Job:
Return the entries verbatim and drop every picture.
----
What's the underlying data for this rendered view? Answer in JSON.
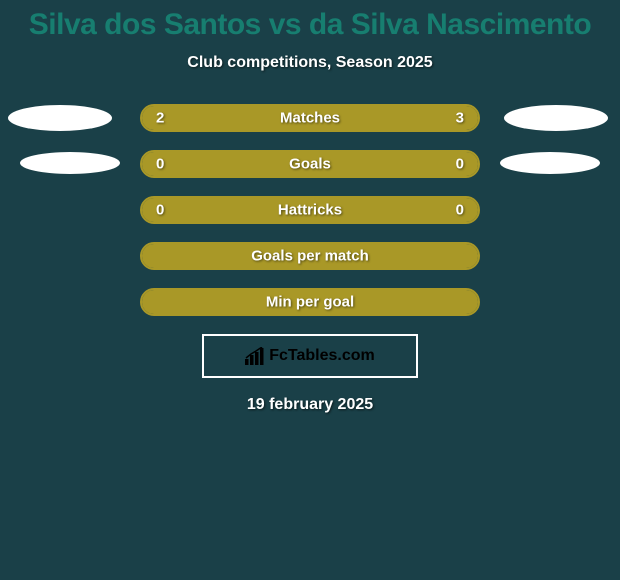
{
  "background_color": "#1a4048",
  "title": {
    "text": "Silva dos Santos vs da Silva Nascimento",
    "color": "#177e70",
    "fontsize": 30
  },
  "subtitle": {
    "text": "Club competitions, Season 2025",
    "fontsize": 16
  },
  "bars": [
    {
      "label": "Matches",
      "left_value": "2",
      "right_value": "3",
      "left_width_pct": 40,
      "left_color": "#a99827",
      "right_color": "#a99827",
      "border_color": "#a99827",
      "show_photos": true,
      "photo_variant": "row1"
    },
    {
      "label": "Goals",
      "left_value": "0",
      "right_value": "0",
      "left_width_pct": 50,
      "left_color": "#a99827",
      "right_color": "#a99827",
      "border_color": "#a99827",
      "show_photos": true,
      "photo_variant": "row2"
    },
    {
      "label": "Hattricks",
      "left_value": "0",
      "right_value": "0",
      "left_width_pct": 50,
      "left_color": "#a99827",
      "right_color": "#a99827",
      "border_color": "#a99827",
      "show_photos": false
    },
    {
      "label": "Goals per match",
      "left_value": "",
      "right_value": "",
      "left_width_pct": 50,
      "left_color": "#a99827",
      "right_color": "#a99827",
      "border_color": "#a99827",
      "show_photos": false
    },
    {
      "label": "Min per goal",
      "left_value": "",
      "right_value": "",
      "left_width_pct": 50,
      "left_color": "#a99827",
      "right_color": "#a99827",
      "border_color": "#a99827",
      "show_photos": false
    }
  ],
  "logo": {
    "text": "FcTables.com",
    "border_color": "#ffffff",
    "text_color": "#000000"
  },
  "date": "19 february 2025"
}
----
Written response:
What's the underlying data for this rendered view? Answer in JSON.
{
  "background_color": "#1a4048",
  "title": {
    "text": "Silva dos Santos vs da Silva Nascimento",
    "color": "#177e70",
    "fontsize": 30
  },
  "subtitle": {
    "text": "Club competitions, Season 2025",
    "fontsize": 16
  },
  "bars": [
    {
      "label": "Matches",
      "left_value": "2",
      "right_value": "3",
      "left_width_pct": 40,
      "left_color": "#a99827",
      "right_color": "#a99827",
      "border_color": "#a99827",
      "show_photos": true,
      "photo_variant": "row1"
    },
    {
      "label": "Goals",
      "left_value": "0",
      "right_value": "0",
      "left_width_pct": 50,
      "left_color": "#a99827",
      "right_color": "#a99827",
      "border_color": "#a99827",
      "show_photos": true,
      "photo_variant": "row2"
    },
    {
      "label": "Hattricks",
      "left_value": "0",
      "right_value": "0",
      "left_width_pct": 50,
      "left_color": "#a99827",
      "right_color": "#a99827",
      "border_color": "#a99827",
      "show_photos": false
    },
    {
      "label": "Goals per match",
      "left_value": "",
      "right_value": "",
      "left_width_pct": 50,
      "left_color": "#a99827",
      "right_color": "#a99827",
      "border_color": "#a99827",
      "show_photos": false
    },
    {
      "label": "Min per goal",
      "left_value": "",
      "right_value": "",
      "left_width_pct": 50,
      "left_color": "#a99827",
      "right_color": "#a99827",
      "border_color": "#a99827",
      "show_photos": false
    }
  ],
  "logo": {
    "text": "FcTables.com",
    "border_color": "#ffffff",
    "text_color": "#000000"
  },
  "date": "19 february 2025"
}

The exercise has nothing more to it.